[Data entries]
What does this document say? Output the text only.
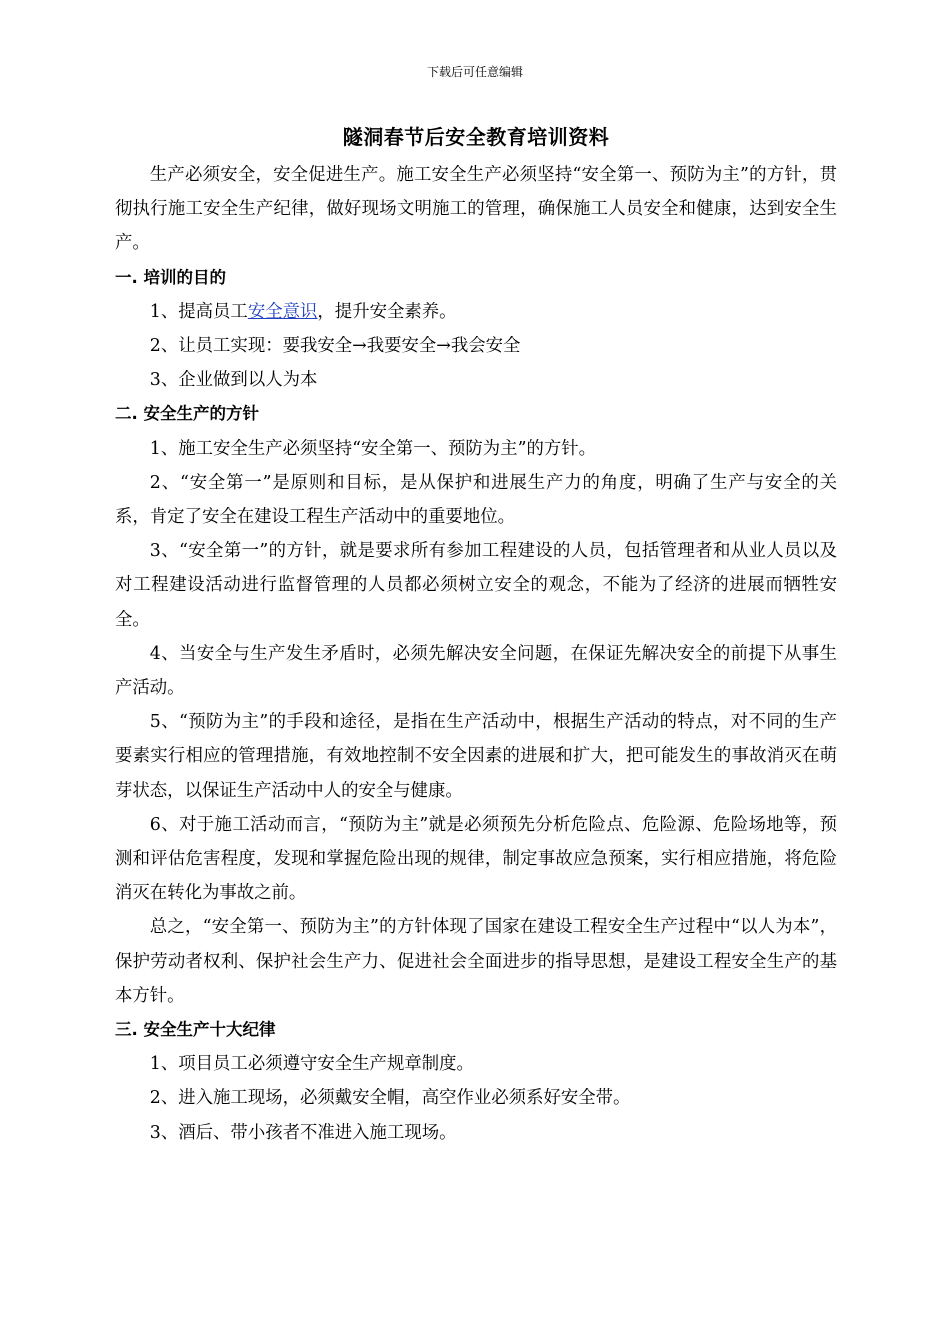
下载后可任意编辑
隧洞春节后安全教育培训资料

生产必须安全，安全促进生产。施工安全生产必须坚持“安全第一、预防为主”的方针，贯彻执行施工安全生产纪律，做好现场文明施工的管理，确保施工人员安全和健康，达到安全生产。

一. 培训的目的

1、提高员工安全意识，提升安全素养。

2、让员工实现：要我安全→我要安全→我会安全

3、企业做到以人为本

二. 安全生产的方针

1、施工安全生产必须坚持“安全第一、预防为主”的方针。

2、“安全第一”是原则和目标，是从保护和进展生产力的角度，明确了生产与安全的关系，肯定了安全在建设工程生产活动中的重要地位。

3、“安全第一”的方针，就是要求所有参加工程建设的人员，包括管理者和从业人员以及对工程建设活动进行监督管理的人员都必须树立安全的观念，不能为了经济的进展而牺牲安全。

4、当安全与生产发生矛盾时，必须先解决安全问题，在保证先解决安全的前提下从事生产活动。

5、“预防为主”的手段和途径，是指在生产活动中，根据生产活动的特点，对不同的生产要素实行相应的管理措施，有效地控制不安全因素的进展和扩大，把可能发生的事故消灭在萌芽状态，以保证生产活动中人的安全与健康。

6、对于施工活动而言，“预防为主”就是必须预先分析危险点、危险源、危险场地等，预测和评估危害程度，发现和掌握危险出现的规律，制定事故应急预案，实行相应措施，将危险消灭在转化为事故之前。

总之，“安全第一、预防为主”的方针体现了国家在建设工程安全生产过程中“以人为本”，保护劳动者权利、保护社会生产力、促进社会全面进步的指导思想，是建设工程安全生产的基本方针。

三. 安全生产十大纪律

1、项目员工必须遵守安全生产规章制度。

2、进入施工现场，必须戴安全帽，高空作业必须系好安全带。

3、酒后、带小孩者不准进入施工现场。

▶ **REQUEST**
Quote every record above exactly, leaving out any pictures.

▶ **RESPONSE**
What does this document say? Output the text only.
下载后可任意编辑
隧洞春节后安全教育培训资料

生产必须安全，安全促进生产。施工安全生产必须坚持“安全第一、预防为主”的方针，贯彻执行施工安全生产纪律，做好现场文明施工的管理，确保施工人员安全和健康，达到安全生产。

一. 培训的目的

1、提高员工安全意识，提升安全素养。

2、让员工实现：要我安全→我要安全→我会安全

3、企业做到以人为本

二. 安全生产的方针

1、施工安全生产必须坚持“安全第一、预防为主”的方针。

2、“安全第一”是原则和目标，是从保护和进展生产力的角度，明确了生产与安全的关系，肯定了安全在建设工程生产活动中的重要地位。

3、“安全第一”的方针，就是要求所有参加工程建设的人员，包括管理者和从业人员以及对工程建设活动进行监督管理的人员都必须树立安全的观念，不能为了经济的进展而牺牲安全。

4、当安全与生产发生矛盾时，必须先解决安全问题，在保证先解决安全的前提下从事生产活动。

5、“预防为主”的手段和途径，是指在生产活动中，根据生产活动的特点，对不同的生产要素实行相应的管理措施，有效地控制不安全因素的进展和扩大，把可能发生的事故消灭在萌芽状态，以保证生产活动中人的安全与健康。

6、对于施工活动而言，“预防为主”就是必须预先分析危险点、危险源、危险场地等，预测和评估危害程度，发现和掌握危险出现的规律，制定事故应急预案，实行相应措施，将危险消灭在转化为事故之前。

总之，“安全第一、预防为主”的方针体现了国家在建设工程安全生产过程中“以人为本”，保护劳动者权利、保护社会生产力、促进社会全面进步的指导思想，是建设工程安全生产的基本方针。

三. 安全生产十大纪律

1、项目员工必须遵守安全生产规章制度。

2、进入施工现场，必须戴安全帽，高空作业必须系好安全带。

3、酒后、带小孩者不准进入施工现场。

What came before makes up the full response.